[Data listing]
******************************

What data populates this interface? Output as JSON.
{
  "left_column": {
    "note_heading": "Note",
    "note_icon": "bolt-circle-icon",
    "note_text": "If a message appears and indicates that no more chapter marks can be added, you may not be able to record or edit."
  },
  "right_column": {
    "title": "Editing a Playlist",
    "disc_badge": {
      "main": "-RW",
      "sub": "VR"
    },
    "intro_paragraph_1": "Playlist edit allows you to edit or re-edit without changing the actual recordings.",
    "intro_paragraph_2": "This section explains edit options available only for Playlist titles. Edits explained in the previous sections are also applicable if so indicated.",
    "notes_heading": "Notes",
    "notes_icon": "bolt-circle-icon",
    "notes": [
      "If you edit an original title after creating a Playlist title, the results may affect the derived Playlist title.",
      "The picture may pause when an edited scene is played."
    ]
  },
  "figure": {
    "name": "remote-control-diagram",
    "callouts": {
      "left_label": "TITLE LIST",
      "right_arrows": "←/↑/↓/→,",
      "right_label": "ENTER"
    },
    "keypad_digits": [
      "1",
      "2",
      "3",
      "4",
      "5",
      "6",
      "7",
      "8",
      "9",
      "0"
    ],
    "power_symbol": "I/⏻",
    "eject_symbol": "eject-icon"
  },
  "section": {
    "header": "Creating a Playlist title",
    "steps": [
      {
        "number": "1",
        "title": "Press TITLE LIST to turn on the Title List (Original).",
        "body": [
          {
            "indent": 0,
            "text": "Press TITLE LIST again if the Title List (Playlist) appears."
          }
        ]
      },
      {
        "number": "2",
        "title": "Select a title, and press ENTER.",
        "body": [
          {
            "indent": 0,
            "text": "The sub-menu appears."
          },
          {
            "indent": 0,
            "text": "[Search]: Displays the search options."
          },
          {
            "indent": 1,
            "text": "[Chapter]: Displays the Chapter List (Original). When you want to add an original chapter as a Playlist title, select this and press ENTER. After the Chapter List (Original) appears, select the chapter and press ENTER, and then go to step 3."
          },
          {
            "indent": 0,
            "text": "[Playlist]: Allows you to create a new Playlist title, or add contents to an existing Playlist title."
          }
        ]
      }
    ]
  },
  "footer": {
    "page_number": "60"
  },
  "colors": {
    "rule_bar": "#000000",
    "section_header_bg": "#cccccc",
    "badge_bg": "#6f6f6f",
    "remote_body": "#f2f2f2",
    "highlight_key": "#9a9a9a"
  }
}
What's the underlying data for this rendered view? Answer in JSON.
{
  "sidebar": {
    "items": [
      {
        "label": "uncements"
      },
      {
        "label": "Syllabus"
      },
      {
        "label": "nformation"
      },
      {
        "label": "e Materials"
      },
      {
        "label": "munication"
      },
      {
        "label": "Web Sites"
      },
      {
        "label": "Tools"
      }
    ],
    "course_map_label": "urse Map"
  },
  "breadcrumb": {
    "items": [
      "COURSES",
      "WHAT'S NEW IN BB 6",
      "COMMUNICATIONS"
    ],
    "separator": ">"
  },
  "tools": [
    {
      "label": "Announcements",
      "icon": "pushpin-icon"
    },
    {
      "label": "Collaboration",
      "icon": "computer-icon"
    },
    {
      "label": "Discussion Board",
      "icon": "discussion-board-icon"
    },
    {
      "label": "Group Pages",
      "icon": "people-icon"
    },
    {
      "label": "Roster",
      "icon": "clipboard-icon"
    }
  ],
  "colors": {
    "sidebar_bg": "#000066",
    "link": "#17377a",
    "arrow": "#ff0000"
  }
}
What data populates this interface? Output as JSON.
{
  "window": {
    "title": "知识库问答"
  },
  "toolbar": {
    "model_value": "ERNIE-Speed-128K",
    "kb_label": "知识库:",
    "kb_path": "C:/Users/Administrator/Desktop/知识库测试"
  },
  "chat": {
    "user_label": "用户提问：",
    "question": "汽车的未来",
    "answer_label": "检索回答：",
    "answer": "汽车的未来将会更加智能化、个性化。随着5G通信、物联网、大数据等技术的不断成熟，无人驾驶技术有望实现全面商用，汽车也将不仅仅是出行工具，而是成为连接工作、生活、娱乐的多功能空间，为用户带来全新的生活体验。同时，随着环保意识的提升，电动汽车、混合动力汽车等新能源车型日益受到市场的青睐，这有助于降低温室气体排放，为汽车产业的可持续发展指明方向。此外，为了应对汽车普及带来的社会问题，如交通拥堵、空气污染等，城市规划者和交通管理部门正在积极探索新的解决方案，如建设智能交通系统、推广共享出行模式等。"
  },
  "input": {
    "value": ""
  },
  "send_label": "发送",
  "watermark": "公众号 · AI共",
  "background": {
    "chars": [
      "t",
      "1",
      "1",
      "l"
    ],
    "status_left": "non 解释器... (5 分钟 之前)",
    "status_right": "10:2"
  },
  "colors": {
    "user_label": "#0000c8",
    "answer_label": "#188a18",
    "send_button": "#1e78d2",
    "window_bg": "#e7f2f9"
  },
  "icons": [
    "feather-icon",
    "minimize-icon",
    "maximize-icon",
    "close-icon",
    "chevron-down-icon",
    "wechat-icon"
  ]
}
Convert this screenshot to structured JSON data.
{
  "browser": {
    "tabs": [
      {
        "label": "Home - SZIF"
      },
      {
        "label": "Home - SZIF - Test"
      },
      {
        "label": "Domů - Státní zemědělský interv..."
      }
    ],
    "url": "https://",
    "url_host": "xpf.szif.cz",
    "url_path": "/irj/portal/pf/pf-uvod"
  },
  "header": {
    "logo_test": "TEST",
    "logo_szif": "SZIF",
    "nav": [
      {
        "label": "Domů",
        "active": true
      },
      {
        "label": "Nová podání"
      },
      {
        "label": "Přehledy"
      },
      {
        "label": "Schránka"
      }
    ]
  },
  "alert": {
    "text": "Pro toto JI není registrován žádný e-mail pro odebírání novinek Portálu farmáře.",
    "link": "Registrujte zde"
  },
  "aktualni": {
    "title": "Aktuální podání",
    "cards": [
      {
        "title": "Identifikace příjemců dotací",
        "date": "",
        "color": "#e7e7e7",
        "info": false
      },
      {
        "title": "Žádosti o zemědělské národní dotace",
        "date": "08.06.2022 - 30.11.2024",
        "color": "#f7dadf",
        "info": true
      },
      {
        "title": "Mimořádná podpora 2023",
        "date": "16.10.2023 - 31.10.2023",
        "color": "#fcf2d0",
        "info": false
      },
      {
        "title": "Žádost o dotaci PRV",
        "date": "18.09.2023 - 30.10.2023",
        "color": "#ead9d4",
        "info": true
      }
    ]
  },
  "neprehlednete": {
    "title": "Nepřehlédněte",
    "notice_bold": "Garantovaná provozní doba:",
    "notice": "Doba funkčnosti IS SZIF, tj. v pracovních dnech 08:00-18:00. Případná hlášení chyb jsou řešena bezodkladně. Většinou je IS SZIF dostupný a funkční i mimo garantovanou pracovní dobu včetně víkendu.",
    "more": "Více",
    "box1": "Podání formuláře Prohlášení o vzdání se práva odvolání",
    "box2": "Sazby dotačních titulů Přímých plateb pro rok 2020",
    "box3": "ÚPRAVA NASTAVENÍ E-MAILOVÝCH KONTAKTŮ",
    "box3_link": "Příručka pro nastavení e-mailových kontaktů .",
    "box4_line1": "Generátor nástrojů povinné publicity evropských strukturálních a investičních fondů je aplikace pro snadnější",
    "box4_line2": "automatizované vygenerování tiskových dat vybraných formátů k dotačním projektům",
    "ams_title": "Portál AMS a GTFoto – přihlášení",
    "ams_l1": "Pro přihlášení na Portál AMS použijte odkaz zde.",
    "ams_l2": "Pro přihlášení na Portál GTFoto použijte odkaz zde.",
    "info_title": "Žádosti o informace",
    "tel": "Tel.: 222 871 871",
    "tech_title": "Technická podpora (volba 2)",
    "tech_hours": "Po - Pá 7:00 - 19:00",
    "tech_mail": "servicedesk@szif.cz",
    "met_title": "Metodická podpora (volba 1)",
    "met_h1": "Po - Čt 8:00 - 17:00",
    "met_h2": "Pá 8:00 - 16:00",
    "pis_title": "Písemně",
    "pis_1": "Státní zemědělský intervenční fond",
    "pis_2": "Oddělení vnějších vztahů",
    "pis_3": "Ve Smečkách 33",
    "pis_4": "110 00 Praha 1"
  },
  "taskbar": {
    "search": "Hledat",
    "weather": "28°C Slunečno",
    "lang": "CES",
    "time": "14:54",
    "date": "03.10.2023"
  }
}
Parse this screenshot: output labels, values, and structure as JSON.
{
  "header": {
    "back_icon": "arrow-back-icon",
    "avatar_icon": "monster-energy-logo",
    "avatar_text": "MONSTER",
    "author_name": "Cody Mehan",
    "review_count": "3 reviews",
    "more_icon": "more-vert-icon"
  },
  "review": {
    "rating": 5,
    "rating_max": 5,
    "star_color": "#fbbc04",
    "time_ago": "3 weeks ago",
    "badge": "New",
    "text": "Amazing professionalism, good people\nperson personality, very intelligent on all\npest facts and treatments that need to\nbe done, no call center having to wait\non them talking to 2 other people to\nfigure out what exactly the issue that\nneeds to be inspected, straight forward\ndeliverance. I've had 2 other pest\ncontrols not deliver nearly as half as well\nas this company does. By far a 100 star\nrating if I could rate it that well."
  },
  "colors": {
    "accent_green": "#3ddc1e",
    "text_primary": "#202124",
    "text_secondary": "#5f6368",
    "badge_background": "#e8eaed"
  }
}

******************************

- [What the task requires]:
Gather from the entries above all lines that include the string "podpora".

- [Response to this task]:
        "title": "Mimořádná podpora 2023",
    "tech_title": "Technická podpora (volba 2)",
    "met_title": "Metodická podpora (volba 1)",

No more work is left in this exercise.